**TASK TO CARRY OUT**:
Find each line with "Carsten" and copy it.

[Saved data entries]

::::::::::

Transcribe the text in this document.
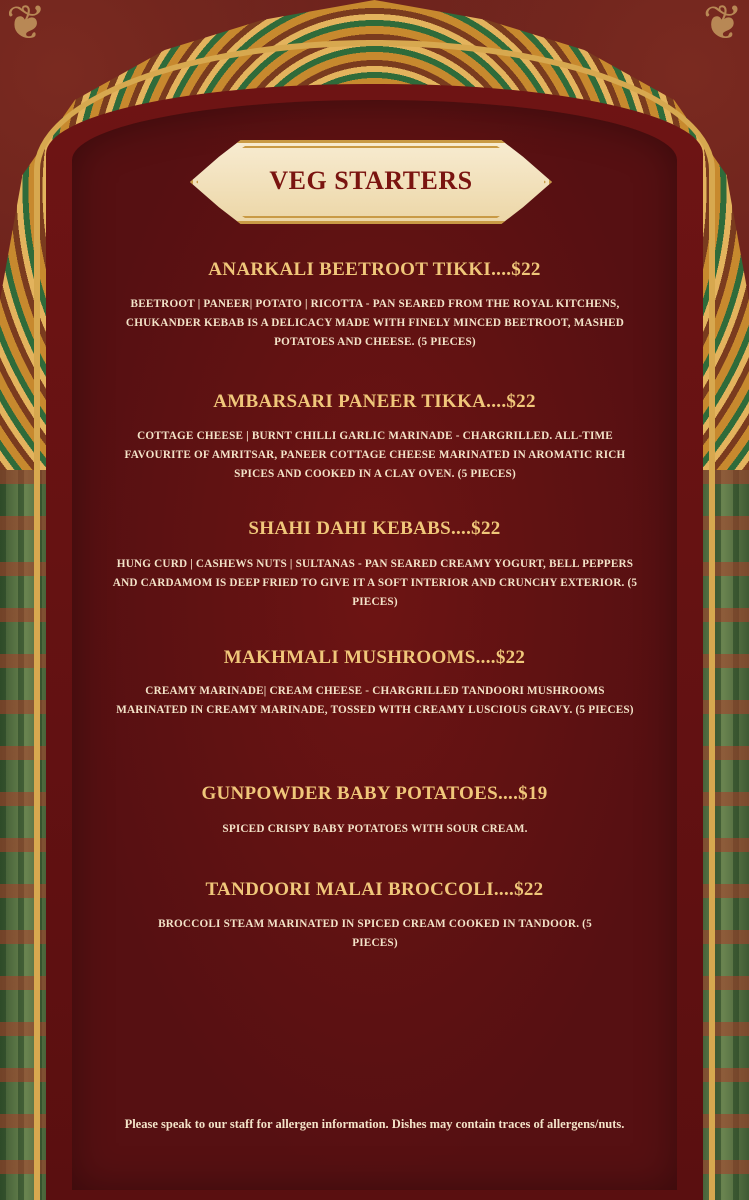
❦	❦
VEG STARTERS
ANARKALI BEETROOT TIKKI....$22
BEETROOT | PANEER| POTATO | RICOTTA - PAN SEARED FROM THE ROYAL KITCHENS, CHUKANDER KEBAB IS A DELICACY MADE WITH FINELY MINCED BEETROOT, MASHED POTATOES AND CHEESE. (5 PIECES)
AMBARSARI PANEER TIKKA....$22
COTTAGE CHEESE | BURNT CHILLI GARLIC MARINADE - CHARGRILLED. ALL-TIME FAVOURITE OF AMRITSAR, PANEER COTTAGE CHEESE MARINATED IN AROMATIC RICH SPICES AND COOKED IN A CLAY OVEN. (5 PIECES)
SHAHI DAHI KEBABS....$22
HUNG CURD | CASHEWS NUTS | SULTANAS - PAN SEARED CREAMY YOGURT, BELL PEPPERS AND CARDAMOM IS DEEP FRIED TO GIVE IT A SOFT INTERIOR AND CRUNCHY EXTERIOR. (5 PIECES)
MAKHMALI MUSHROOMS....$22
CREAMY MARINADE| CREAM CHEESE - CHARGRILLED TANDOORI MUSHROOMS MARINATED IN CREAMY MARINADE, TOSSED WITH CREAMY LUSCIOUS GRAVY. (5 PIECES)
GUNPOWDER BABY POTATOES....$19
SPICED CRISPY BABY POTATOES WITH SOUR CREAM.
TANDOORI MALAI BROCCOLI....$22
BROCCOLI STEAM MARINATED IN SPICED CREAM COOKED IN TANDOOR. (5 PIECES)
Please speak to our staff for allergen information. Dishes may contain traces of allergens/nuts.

::::::::::

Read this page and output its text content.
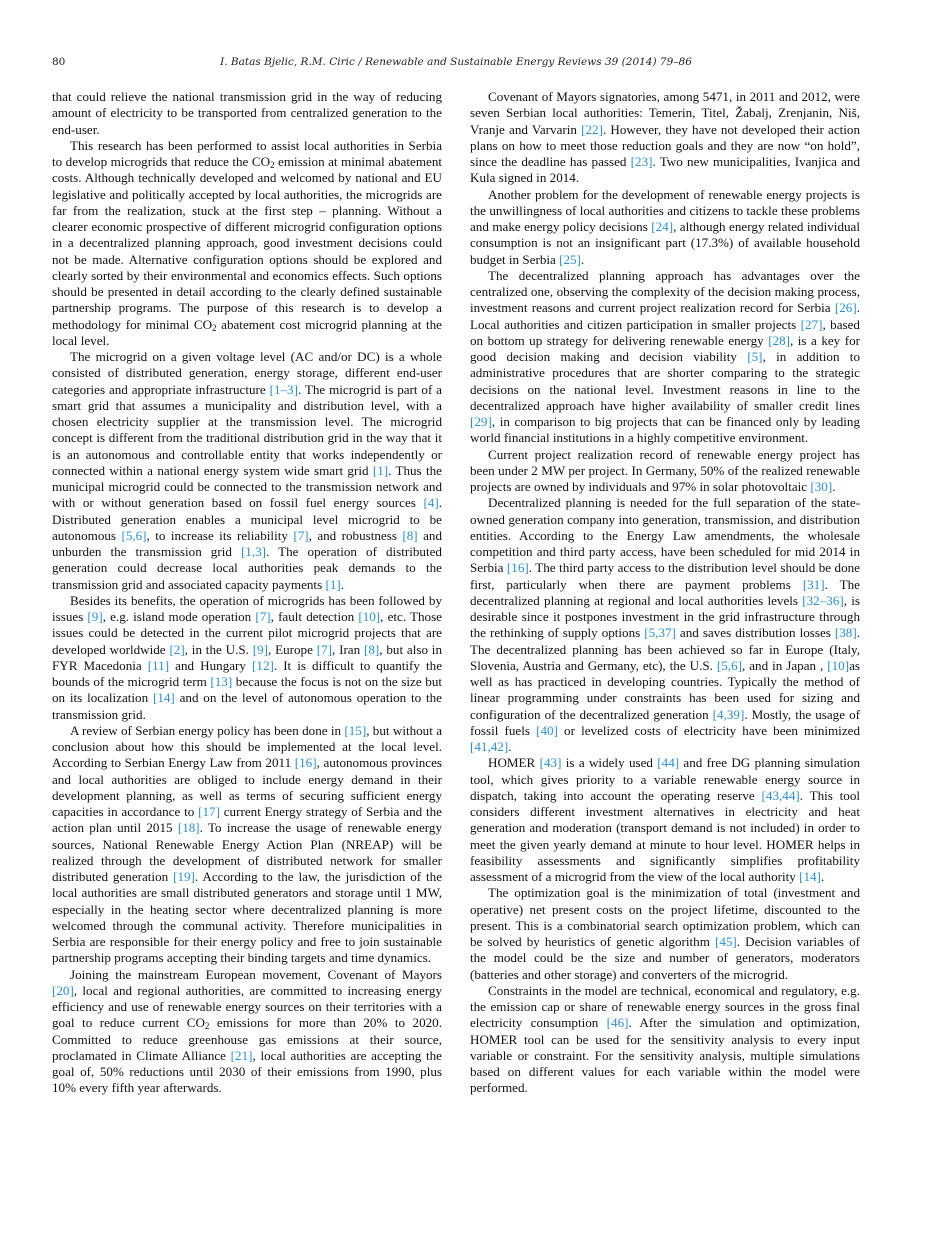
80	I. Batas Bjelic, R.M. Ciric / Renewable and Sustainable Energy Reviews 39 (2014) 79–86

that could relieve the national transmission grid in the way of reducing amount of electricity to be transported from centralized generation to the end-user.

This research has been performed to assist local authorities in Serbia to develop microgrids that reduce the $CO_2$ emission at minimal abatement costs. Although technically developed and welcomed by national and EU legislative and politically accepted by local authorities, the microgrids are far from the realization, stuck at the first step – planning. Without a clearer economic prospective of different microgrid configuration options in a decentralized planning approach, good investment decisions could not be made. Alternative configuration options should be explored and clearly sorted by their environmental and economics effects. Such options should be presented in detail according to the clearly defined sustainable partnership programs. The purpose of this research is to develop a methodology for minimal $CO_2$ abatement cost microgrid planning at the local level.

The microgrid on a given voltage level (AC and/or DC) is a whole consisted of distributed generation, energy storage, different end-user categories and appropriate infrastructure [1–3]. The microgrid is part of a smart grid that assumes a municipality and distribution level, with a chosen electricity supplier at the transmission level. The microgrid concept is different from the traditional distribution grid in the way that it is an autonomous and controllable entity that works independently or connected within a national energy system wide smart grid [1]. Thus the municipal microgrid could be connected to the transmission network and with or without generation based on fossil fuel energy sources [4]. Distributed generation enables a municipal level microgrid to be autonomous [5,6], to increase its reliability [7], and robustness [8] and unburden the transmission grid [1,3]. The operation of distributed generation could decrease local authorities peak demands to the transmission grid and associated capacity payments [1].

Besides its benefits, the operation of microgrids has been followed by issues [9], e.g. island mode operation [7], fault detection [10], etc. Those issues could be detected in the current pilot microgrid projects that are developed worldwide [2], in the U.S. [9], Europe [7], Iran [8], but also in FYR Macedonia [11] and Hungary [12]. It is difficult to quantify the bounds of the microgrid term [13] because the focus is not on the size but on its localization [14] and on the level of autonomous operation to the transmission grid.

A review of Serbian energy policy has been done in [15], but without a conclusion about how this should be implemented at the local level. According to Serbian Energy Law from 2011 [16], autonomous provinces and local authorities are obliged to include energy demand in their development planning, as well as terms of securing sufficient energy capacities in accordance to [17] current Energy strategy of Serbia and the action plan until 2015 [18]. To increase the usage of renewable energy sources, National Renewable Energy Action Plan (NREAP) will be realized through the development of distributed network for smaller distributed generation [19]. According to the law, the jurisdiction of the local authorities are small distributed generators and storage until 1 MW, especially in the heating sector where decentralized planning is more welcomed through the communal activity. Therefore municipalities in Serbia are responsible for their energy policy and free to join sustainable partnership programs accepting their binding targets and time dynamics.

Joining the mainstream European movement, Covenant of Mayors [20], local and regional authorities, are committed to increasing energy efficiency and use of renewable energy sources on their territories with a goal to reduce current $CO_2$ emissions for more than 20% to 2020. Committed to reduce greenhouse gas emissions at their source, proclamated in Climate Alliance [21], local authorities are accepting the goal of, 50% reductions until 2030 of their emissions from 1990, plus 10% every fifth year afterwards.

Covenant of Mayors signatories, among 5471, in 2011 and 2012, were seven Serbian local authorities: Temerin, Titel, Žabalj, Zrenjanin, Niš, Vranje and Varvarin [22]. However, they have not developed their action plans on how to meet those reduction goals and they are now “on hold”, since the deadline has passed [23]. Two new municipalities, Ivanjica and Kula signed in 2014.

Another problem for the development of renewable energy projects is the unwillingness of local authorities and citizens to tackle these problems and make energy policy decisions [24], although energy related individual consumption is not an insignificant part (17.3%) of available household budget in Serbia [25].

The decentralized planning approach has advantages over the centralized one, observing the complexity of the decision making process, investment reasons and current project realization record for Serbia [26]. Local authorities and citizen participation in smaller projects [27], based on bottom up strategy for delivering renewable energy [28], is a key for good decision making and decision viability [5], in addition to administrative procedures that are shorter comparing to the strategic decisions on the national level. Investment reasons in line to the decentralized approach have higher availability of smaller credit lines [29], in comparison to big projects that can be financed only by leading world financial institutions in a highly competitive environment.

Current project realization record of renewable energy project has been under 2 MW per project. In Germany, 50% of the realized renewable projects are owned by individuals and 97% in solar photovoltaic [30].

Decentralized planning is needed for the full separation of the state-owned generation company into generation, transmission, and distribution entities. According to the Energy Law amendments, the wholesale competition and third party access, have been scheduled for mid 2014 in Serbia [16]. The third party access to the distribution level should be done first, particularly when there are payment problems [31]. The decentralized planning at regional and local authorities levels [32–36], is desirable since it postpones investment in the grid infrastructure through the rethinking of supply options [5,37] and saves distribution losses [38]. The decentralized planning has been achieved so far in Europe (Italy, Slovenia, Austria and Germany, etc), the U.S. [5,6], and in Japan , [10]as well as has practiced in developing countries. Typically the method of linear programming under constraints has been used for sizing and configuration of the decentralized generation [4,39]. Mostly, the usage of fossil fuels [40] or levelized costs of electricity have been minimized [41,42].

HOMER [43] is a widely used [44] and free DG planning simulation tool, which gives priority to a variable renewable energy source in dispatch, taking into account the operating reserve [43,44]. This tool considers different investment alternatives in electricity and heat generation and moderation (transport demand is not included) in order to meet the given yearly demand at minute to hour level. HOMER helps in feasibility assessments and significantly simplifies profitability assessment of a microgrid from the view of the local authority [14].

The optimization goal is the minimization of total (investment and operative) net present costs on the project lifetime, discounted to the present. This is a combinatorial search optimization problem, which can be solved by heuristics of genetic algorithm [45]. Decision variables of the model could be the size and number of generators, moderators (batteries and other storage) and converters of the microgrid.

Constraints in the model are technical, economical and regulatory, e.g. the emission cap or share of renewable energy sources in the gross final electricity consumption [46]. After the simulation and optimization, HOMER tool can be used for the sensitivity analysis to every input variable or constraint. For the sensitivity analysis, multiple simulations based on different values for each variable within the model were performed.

::::::::::

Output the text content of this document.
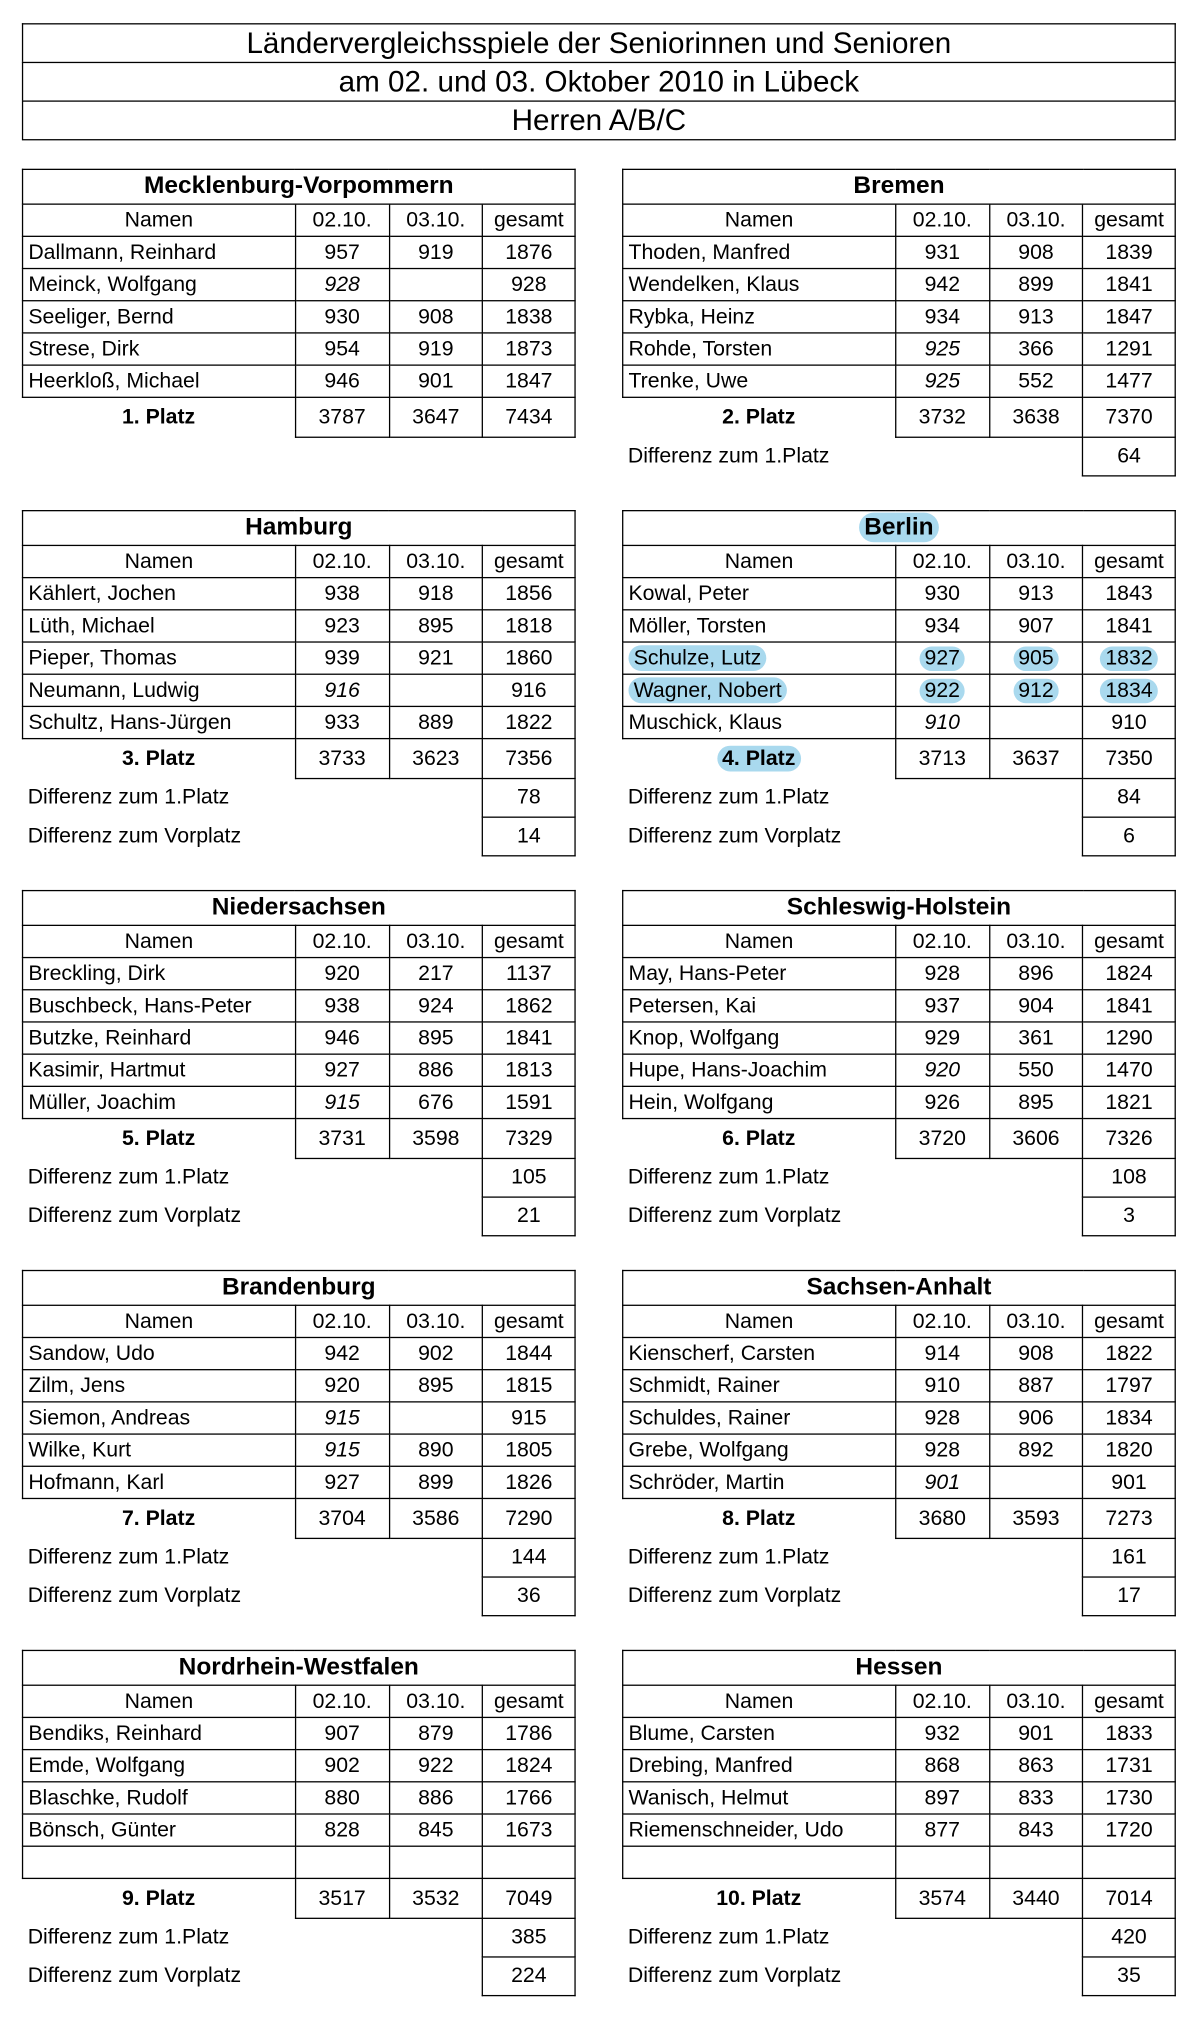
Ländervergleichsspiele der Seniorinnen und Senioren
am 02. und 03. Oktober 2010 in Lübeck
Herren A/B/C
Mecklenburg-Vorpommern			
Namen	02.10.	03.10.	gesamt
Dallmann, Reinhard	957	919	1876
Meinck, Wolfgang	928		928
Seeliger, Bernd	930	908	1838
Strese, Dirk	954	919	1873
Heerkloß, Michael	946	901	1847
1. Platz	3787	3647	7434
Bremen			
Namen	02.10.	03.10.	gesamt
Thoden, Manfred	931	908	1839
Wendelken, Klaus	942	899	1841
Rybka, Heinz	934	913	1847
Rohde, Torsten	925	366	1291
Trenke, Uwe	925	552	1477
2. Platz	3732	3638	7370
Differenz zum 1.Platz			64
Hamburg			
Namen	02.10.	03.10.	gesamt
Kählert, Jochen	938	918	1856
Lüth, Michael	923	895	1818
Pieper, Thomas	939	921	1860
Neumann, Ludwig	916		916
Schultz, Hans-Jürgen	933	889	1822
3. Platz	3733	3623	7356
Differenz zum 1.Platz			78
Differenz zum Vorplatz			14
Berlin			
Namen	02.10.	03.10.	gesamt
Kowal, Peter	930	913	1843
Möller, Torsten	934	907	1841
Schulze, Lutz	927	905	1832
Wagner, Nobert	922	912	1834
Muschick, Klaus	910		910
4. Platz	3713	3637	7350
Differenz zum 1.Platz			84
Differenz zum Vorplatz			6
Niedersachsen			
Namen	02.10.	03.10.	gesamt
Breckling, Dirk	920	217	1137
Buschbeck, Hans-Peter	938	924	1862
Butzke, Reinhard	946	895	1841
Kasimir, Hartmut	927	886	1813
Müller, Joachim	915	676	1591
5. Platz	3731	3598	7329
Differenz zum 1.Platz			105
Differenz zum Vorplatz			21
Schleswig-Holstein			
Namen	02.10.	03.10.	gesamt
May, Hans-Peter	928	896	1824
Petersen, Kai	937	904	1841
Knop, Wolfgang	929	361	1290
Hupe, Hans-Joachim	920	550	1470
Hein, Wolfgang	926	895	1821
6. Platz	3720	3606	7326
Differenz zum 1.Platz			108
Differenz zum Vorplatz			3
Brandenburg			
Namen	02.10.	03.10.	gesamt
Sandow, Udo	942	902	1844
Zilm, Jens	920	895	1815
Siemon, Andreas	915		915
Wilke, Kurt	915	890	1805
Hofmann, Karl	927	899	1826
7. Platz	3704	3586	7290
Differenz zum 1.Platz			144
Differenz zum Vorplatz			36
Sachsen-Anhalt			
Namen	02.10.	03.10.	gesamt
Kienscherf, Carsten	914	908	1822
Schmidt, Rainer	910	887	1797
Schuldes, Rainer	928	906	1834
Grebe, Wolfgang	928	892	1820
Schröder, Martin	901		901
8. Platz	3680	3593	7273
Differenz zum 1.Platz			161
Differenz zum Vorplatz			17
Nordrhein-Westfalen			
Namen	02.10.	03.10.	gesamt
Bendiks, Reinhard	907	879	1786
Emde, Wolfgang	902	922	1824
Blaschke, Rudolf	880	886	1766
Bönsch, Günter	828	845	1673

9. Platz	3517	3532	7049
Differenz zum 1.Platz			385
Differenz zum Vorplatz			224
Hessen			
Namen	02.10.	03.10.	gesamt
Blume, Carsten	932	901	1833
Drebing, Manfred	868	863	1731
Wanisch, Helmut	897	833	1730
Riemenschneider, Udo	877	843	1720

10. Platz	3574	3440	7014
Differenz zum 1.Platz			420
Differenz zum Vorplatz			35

::::::::::

**THE COMPLETED TASK**:
Kienscherf, Carsten	914	908	1822
Blume, Carsten	932	901	1833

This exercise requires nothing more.